§ DATA SUPPLIED:
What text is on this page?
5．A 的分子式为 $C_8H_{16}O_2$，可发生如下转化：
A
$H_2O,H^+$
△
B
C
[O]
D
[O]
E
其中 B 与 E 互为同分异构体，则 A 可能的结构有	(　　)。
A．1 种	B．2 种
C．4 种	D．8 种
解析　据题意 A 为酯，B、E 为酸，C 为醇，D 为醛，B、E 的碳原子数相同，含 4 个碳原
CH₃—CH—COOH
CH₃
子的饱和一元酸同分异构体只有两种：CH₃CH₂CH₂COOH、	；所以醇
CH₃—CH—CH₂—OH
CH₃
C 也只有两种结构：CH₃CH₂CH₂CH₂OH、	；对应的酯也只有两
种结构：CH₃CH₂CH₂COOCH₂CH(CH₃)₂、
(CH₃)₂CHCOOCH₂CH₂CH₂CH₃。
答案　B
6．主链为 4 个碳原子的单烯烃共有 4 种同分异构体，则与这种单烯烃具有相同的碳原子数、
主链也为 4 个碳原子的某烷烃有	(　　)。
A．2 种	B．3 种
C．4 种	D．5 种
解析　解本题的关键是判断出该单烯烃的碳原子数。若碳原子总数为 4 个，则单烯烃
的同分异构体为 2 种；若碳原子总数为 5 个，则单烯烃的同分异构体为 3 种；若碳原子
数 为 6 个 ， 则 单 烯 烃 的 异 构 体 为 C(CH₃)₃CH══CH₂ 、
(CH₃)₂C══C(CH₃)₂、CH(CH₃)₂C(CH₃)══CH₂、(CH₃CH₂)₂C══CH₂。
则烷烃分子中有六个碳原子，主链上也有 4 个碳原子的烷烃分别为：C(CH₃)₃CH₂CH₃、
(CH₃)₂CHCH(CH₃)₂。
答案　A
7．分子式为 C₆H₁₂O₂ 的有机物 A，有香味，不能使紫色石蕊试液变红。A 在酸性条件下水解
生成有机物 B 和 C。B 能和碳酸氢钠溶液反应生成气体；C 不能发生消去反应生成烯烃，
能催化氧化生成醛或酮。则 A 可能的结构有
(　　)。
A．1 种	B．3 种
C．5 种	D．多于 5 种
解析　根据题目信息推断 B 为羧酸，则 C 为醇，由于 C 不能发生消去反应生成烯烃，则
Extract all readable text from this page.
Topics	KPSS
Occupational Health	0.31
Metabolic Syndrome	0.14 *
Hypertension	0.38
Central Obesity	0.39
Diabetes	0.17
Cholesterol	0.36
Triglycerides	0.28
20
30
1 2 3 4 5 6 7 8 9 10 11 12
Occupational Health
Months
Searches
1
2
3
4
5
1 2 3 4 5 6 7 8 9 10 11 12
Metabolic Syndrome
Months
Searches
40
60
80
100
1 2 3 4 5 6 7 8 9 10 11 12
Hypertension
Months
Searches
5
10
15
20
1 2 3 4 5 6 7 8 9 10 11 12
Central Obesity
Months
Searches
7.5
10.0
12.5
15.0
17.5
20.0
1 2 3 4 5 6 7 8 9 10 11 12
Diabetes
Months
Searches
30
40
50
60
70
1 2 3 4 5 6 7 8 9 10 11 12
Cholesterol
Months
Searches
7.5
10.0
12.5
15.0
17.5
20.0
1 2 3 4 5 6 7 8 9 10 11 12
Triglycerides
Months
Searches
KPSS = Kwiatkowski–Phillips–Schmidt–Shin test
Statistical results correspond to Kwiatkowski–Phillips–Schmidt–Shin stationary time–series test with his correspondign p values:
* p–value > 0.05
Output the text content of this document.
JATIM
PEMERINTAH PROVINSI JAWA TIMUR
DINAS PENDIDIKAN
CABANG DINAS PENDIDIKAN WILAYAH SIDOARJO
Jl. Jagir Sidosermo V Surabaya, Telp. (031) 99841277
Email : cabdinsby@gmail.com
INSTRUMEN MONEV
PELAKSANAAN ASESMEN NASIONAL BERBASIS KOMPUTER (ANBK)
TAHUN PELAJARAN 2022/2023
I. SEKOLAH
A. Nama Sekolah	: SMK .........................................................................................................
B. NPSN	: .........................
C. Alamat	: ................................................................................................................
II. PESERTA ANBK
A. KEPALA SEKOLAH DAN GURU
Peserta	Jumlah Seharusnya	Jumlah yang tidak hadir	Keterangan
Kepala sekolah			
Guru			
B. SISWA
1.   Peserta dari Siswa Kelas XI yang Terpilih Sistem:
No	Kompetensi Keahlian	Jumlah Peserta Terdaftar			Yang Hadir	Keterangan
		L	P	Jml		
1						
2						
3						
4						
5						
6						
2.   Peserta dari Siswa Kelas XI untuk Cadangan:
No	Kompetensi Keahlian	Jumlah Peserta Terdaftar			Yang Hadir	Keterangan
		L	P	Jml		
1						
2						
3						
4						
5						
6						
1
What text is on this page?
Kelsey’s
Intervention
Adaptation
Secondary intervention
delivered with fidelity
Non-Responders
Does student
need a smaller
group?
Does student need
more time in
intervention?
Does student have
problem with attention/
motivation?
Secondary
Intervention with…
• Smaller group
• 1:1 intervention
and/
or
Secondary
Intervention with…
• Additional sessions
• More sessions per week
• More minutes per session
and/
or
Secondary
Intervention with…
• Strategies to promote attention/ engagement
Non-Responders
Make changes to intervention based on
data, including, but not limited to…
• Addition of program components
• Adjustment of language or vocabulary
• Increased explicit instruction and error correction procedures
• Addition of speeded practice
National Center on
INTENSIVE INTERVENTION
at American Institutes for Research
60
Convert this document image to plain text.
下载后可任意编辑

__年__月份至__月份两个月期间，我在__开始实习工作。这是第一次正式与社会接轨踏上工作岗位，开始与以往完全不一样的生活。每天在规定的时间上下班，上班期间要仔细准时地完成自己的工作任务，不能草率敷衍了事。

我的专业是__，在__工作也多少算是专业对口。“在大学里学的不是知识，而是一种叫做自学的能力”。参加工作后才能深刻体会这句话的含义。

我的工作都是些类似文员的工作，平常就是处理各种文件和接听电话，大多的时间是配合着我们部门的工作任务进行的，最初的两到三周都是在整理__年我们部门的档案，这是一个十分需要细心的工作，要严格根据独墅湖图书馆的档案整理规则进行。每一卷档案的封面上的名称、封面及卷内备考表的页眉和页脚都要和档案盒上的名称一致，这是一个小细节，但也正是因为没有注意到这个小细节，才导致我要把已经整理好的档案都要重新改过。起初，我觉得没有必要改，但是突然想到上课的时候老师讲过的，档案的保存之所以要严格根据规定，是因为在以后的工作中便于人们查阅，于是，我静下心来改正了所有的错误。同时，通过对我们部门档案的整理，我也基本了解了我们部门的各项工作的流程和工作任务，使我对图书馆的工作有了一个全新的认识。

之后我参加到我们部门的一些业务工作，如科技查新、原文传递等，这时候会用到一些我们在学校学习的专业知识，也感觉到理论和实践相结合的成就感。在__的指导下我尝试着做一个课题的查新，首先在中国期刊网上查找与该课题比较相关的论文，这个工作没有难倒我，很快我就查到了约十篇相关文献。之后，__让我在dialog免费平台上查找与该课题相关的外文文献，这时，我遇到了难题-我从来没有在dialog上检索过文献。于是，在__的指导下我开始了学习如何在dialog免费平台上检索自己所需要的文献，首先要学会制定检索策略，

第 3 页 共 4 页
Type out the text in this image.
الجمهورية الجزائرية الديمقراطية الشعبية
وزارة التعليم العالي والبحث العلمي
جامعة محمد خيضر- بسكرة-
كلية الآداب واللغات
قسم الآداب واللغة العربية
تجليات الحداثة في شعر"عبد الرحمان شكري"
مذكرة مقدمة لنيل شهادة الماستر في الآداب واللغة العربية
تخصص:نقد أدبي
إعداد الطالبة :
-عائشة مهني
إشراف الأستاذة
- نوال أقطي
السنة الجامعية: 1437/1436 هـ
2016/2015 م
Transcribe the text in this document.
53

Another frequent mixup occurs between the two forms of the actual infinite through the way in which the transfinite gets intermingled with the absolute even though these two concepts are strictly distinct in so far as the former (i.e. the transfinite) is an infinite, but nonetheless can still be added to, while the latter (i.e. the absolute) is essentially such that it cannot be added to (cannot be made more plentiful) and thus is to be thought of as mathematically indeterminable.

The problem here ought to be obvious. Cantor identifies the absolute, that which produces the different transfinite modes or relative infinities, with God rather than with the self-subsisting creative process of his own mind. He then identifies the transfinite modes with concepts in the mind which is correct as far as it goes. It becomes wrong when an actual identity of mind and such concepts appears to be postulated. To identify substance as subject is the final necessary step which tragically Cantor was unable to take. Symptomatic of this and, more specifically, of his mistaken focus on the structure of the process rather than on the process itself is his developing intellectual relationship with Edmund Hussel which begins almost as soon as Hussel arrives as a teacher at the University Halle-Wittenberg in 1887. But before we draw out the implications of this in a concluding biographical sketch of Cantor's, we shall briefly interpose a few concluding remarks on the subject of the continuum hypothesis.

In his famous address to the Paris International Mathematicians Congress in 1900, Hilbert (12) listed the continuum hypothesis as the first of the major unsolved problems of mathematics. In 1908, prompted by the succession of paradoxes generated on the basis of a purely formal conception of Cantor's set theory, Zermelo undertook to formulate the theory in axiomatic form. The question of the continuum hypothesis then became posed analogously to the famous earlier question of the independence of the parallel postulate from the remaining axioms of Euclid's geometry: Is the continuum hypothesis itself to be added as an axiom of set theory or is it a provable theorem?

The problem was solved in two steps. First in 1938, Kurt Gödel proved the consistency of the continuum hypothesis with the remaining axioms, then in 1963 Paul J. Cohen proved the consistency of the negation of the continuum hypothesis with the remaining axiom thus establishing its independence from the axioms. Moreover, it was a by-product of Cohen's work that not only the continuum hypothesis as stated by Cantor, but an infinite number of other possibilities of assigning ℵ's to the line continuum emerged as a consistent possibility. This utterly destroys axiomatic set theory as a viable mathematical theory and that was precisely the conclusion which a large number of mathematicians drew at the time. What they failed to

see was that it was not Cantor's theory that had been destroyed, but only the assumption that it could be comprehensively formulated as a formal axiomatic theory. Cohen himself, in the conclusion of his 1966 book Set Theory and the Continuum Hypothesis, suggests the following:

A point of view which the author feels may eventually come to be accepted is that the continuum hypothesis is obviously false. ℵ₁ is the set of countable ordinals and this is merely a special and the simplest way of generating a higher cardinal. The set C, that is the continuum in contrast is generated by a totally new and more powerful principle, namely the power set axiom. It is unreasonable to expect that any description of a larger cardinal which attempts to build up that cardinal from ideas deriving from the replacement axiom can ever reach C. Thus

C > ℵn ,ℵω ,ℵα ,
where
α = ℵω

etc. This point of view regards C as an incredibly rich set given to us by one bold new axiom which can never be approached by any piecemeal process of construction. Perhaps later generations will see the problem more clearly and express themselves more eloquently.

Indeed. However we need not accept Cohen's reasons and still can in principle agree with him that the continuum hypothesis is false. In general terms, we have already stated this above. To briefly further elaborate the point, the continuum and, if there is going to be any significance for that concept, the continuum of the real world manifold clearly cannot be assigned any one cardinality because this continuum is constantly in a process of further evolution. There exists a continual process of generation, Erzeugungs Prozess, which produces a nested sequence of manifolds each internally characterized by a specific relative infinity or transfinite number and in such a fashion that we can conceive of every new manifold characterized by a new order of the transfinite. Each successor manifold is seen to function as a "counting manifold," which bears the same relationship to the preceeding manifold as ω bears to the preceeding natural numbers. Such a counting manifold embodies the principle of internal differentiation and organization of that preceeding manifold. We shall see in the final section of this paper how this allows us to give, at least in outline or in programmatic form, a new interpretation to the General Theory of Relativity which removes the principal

§ REQUIRED WORK:
Copy out each line in the listing that has the word "image".

§ TASK RESPONSE:
Convert this document image to plain text.
Type out the text in this image.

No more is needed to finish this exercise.